-- What is needed --
Scan the records below. List lines holding "adjustment".

──────────

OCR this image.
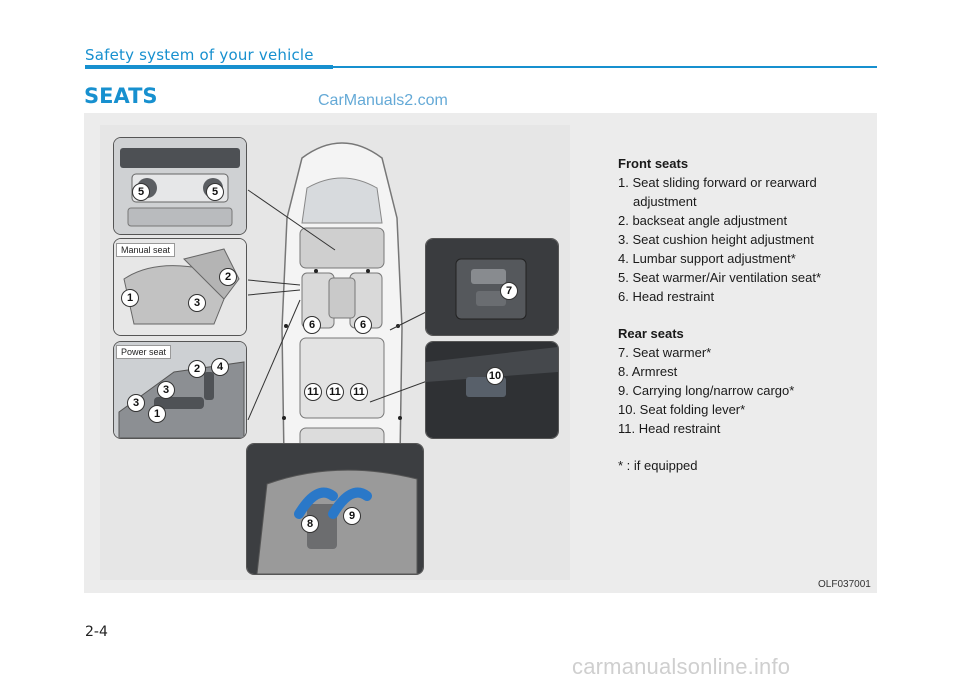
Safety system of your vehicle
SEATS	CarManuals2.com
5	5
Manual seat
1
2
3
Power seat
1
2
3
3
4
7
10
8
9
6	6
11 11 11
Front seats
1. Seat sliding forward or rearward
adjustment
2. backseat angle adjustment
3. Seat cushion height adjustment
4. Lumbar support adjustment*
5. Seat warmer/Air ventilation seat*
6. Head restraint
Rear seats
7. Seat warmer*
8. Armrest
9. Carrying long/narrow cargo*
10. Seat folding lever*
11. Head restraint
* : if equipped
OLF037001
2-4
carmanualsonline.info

──────────

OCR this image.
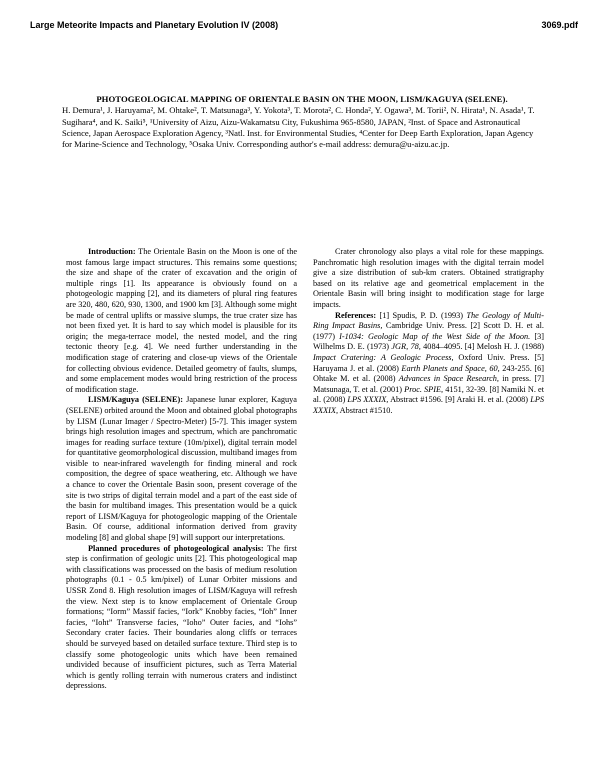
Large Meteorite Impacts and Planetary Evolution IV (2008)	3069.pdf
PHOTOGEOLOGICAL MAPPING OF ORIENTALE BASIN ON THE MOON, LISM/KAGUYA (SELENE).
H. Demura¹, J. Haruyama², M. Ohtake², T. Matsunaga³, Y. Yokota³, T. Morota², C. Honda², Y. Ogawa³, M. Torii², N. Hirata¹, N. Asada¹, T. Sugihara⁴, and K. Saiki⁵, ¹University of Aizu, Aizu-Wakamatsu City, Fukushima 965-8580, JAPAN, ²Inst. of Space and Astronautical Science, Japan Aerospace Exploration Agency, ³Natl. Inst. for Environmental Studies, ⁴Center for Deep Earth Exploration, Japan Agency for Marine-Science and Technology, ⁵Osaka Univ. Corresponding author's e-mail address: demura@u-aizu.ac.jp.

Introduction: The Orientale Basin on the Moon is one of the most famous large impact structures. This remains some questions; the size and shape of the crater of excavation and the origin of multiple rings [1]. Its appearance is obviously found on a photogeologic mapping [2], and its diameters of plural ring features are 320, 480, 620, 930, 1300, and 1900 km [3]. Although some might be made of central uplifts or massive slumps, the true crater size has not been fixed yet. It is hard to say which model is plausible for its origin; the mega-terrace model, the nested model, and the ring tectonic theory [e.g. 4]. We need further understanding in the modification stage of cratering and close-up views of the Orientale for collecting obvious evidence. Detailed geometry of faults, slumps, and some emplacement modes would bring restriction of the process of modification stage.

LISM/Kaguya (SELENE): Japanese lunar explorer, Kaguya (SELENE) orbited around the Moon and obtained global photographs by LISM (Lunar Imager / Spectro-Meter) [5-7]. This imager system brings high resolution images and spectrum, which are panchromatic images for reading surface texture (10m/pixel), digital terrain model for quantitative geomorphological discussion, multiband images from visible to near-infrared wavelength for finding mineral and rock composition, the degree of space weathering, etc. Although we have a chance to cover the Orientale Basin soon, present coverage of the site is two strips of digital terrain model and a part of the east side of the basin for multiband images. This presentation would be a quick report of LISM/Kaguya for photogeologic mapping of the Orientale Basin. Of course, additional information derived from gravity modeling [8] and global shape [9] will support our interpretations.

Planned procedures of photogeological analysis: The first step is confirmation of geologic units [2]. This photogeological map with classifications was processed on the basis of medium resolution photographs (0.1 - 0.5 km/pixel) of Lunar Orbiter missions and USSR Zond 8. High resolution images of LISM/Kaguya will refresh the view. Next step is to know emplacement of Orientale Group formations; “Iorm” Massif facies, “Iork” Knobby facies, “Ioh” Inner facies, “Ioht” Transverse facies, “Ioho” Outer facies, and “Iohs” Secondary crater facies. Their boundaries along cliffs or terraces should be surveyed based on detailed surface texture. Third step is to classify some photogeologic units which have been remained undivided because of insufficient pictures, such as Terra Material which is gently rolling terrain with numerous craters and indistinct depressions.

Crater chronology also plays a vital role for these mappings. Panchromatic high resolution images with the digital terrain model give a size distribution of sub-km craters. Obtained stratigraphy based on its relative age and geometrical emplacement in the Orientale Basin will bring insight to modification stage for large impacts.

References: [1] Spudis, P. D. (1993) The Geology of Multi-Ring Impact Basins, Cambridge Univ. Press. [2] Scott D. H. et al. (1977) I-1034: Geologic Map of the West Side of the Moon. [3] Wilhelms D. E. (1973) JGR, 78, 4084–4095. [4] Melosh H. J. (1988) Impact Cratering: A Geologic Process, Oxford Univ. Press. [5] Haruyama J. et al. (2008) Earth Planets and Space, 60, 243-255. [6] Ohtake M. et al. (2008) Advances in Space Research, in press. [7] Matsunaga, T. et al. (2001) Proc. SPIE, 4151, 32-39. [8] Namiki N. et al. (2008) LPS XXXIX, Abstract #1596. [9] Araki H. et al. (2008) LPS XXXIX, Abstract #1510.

──────────

-- Worked answer --
adjustment
2. backseat angle adjustment
3. Seat cushion height adjustment
4. Lumbar support adjustment*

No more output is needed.